REQUIRED WORK: Pictures in the data below are not part of the copy; transcribe everything else exactly.

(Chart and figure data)
::::::::
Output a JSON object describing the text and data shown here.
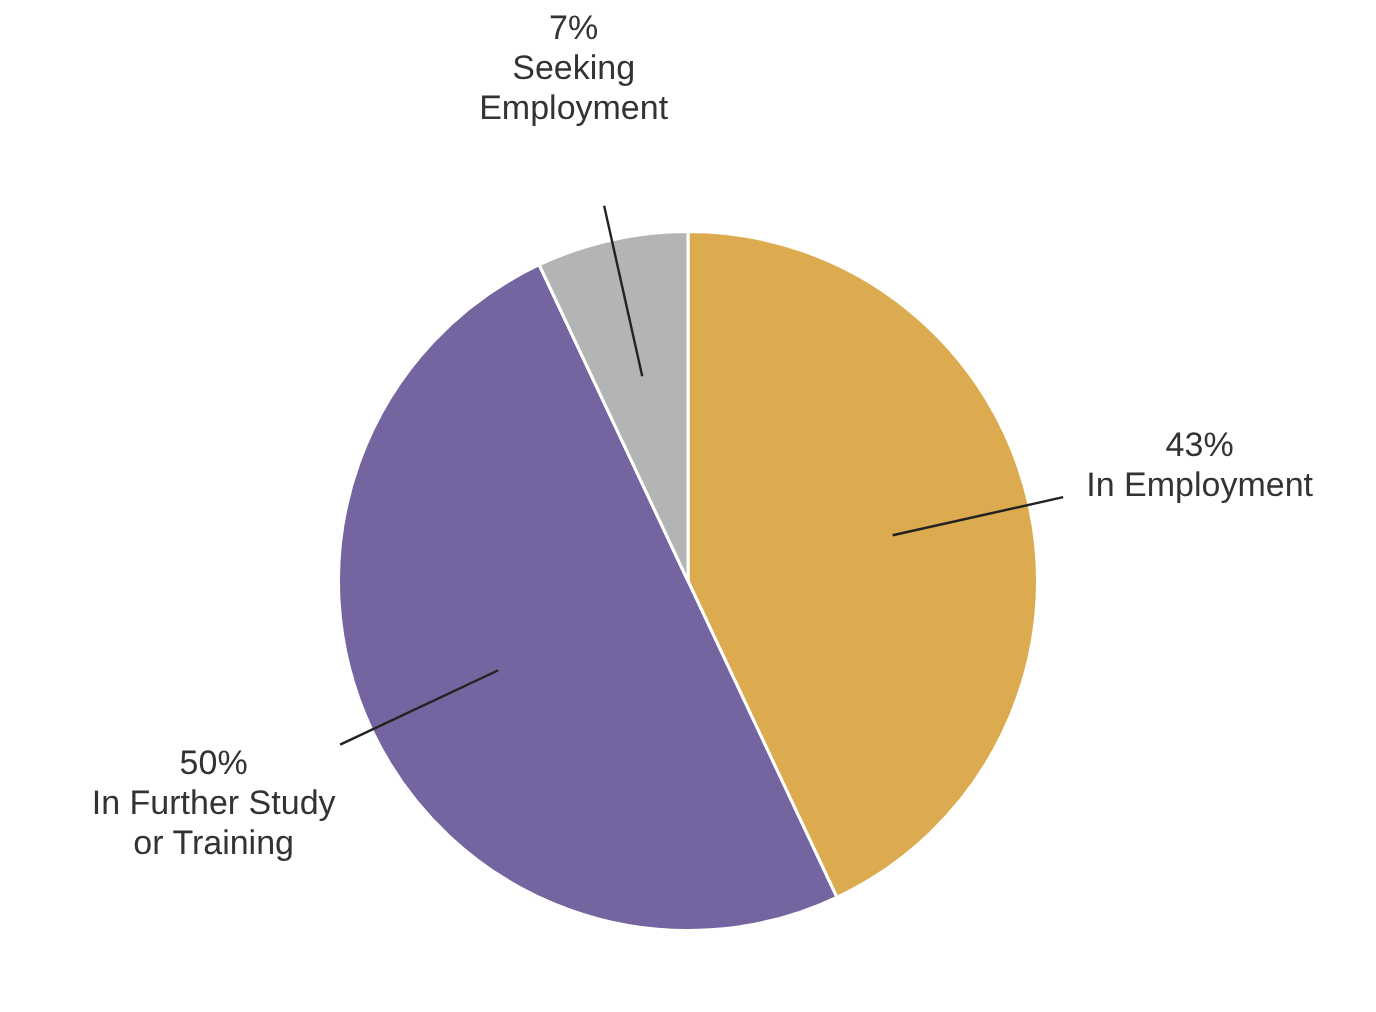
{
  "chart_data": {
    "type": "pie",
    "categories": [
      "In Employment",
      "In Further Study or Training",
      "Seeking Employment"
    ],
    "values": [
      43,
      50,
      7
    ],
    "value_labels": [
      "43%",
      "50%",
      "7%"
    ],
    "colors": [
      "#dcab4f",
      "#74649f",
      "#b2b5b3"
    ],
    "legend": false
  }
}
::::::::
ANSWER:
Output a JSON object describing the text and data shown here.
{
  "chart_data": {
    "type": "pie",
    "categories": [
      "In Employment",
      "In Further Study or Training",
      "Seeking Employment"
    ],
    "values": [
      43,
      50,
      7
    ],
    "value_labels": [
      "43%",
      "50%",
      "7%"
    ],
    "colors": [
      "#dcab4f",
      "#74649f",
      "#b2b5b3"
    ],
    "legend": false
  }
}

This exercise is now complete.